Exercise instructions →
A - Using the notes on hydrocarbons, decide whether each statement agrees with them, answering yes or no and quoting the words that decide it: (i) catenation is greatest in carbon because its C–C bond energy is the highest; (ii) the definition of organic chemistry given includes carbonates; (iii) each member of a homologous series differs from the one before it by 16 amu.
B - Answer these questions from the notes on hydrocarbons:
(i) How many covalent bonds does carbon form?
(ii) What general formula do the notes give for alkenes?
(iii) From what compounds can alcohols be prepared?

Passage provided →

####################

Revision Notes: Organic Chemistry - Hydrocarbons | Chemistry Class 10 ICSE PDF Download

Organic Chemistry

It is the chemistry of specific carbon compounds except oxides, carbonates and carbides.

Hydrocarbons

Organic compounds composed of carbon and hydrogen only.
Examples: Methane (CH₄), ethane (C₂H₆)

Unique Nature of Carbon

Tetravalency of Carbon

• Carbon forms four covalent bonds by mutually sharing its four electrons with other atoms.
• It is hence tetravalent or exhibits tetravalency.

Catenation

• It is the tendency of an element to form chains of identical atoms.
• Catenation is maximum in carbon because the value of the C–C bond energy is maximum.
• Carbon undergoes self-linking forming straight, branched and closed chains.
  
• Catenation and tetravalency also result in the formation of single, double and triple bonds.
  

Classification of Organic Compounds

Homologous Series

It is a group of organic compounds with a similar structure and similar chemical properties in which the successive compounds differ by a CH₂ group.
Characteristics of a homologous series
i. Each member of the series differs from the preceding one by the addition of a CH₂ group and by 14 amu.
ii. All members of a homologous series share a general formula. 
For example, the general formula for alkane is C_nH_2n+2 and that for alkene is C_nH_2n.
iii. The physical properties of the members show gradation in properties as molecular mass increases.
iv. The chemical properties also show gradient similarity.
For example, methane and ethane react with chlorine to form methyl chloride and ethyl chloride, respectively.
CH₄ + Cl₂ → CH₃Cl
C₂H₆ + Cl₂ → C₂H₅Cl
v. All members of a homologous series can be prepared by the same general method of preparation. For example, alcohols can be prepared from alkyl halides.

Significance of a Homologous Series
i. Helps in the systematic study of organic compounds.
ii. Predicts the properties and the nature of other elements of the series if the same is known of the first few members.

####################

Dataset content →
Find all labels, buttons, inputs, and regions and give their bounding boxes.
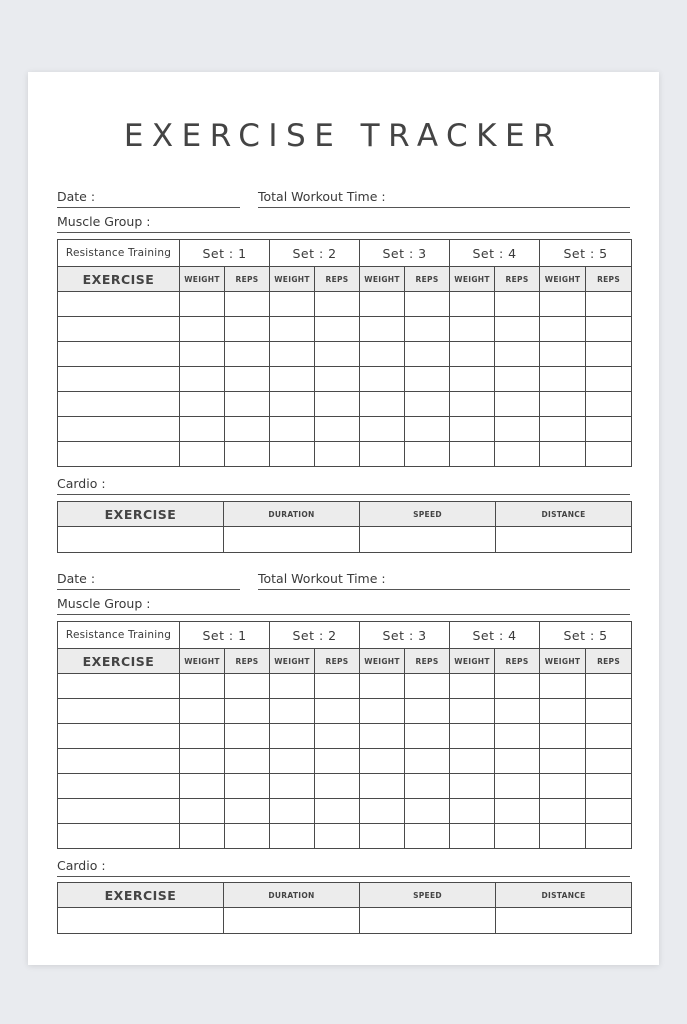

####################

Solutions →
A -
(i) Yes: "Catenation is maximum in carbon because the value of the C–C bond energy is maximum."
(ii) No: "It is the chemistry of specific carbon compounds except oxides, carbonates and carbides."
(iii) No: "Each member of the series differs from the preceding one by the addition of a CH₂ group and by 14 amu."

B -
(i) Four.
(ii) C_nH_2n.
(iii) Alkyl halides.